• [PROBLEM TO SOLVE]:
Print the entries below word for word; the pictures stay out of your copy.

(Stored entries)

• • • • •

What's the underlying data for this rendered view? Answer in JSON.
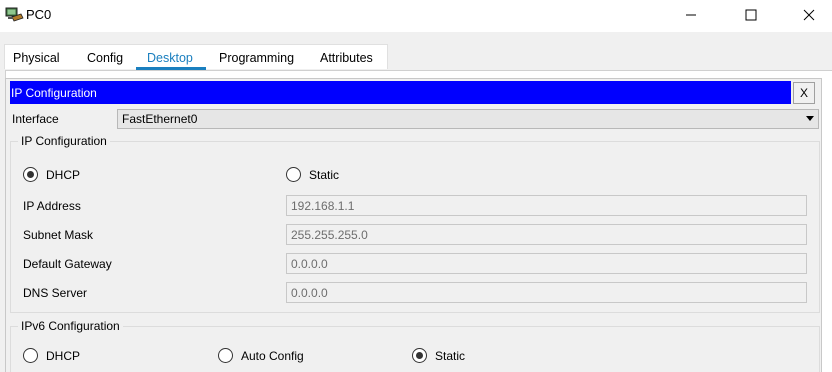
{
  "window": {
    "title": "PC0",
    "icon": "pc-icon",
    "controls": [
      "minimize",
      "maximize",
      "close"
    ]
  },
  "tabs": [
    {
      "label": "Physical",
      "active": false
    },
    {
      "label": "Config",
      "active": false
    },
    {
      "label": "Desktop",
      "active": true
    },
    {
      "label": "Programming",
      "active": false
    },
    {
      "label": "Attributes",
      "active": false
    }
  ],
  "ip_config": {
    "header": "IP Configuration",
    "close_label": "X",
    "interface_label": "Interface",
    "interface_value": "FastEthernet0",
    "ipv4": {
      "title": "IP Configuration",
      "mode_options": [
        "DHCP",
        "Static"
      ],
      "selected_mode": "DHCP",
      "fields": [
        {
          "label": "IP Address",
          "value": "192.168.1.1"
        },
        {
          "label": "Subnet Mask",
          "value": "255.255.255.0"
        },
        {
          "label": "Default Gateway",
          "value": "0.0.0.0"
        },
        {
          "label": "DNS Server",
          "value": "0.0.0.0"
        }
      ]
    },
    "ipv6": {
      "title": "IPv6 Configuration",
      "mode_options": [
        "DHCP",
        "Auto Config",
        "Static"
      ],
      "selected_mode": "Static"
    }
  },
  "colors": {
    "header_bar": "#0000ff",
    "active_tab": "#1a7fbf"
  }
}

• • • • •

• [ANSWER TO THIS PROBLEM]:
What's the underlying data for this rendered view? Answer in JSON.
{
  "window": {
    "title": "PC0",
    "icon": "pc-icon",
    "controls": [
      "minimize",
      "maximize",
      "close"
    ]
  },
  "tabs": [
    {
      "label": "Physical",
      "active": false
    },
    {
      "label": "Config",
      "active": false
    },
    {
      "label": "Desktop",
      "active": true
    },
    {
      "label": "Programming",
      "active": false
    },
    {
      "label": "Attributes",
      "active": false
    }
  ],
  "ip_config": {
    "header": "IP Configuration",
    "close_label": "X",
    "interface_label": "Interface",
    "interface_value": "FastEthernet0",
    "ipv4": {
      "title": "IP Configuration",
      "mode_options": [
        "DHCP",
        "Static"
      ],
      "selected_mode": "DHCP",
      "fields": [
        {
          "label": "IP Address",
          "value": "192.168.1.1"
        },
        {
          "label": "Subnet Mask",
          "value": "255.255.255.0"
        },
        {
          "label": "Default Gateway",
          "value": "0.0.0.0"
        },
        {
          "label": "DNS Server",
          "value": "0.0.0.0"
        }
      ]
    },
    "ipv6": {
      "title": "IPv6 Configuration",
      "mode_options": [
        "DHCP",
        "Auto Config",
        "Static"
      ],
      "selected_mode": "Static"
    }
  },
  "colors": {
    "header_bar": "#0000ff",
    "active_tab": "#1a7fbf"
  }
}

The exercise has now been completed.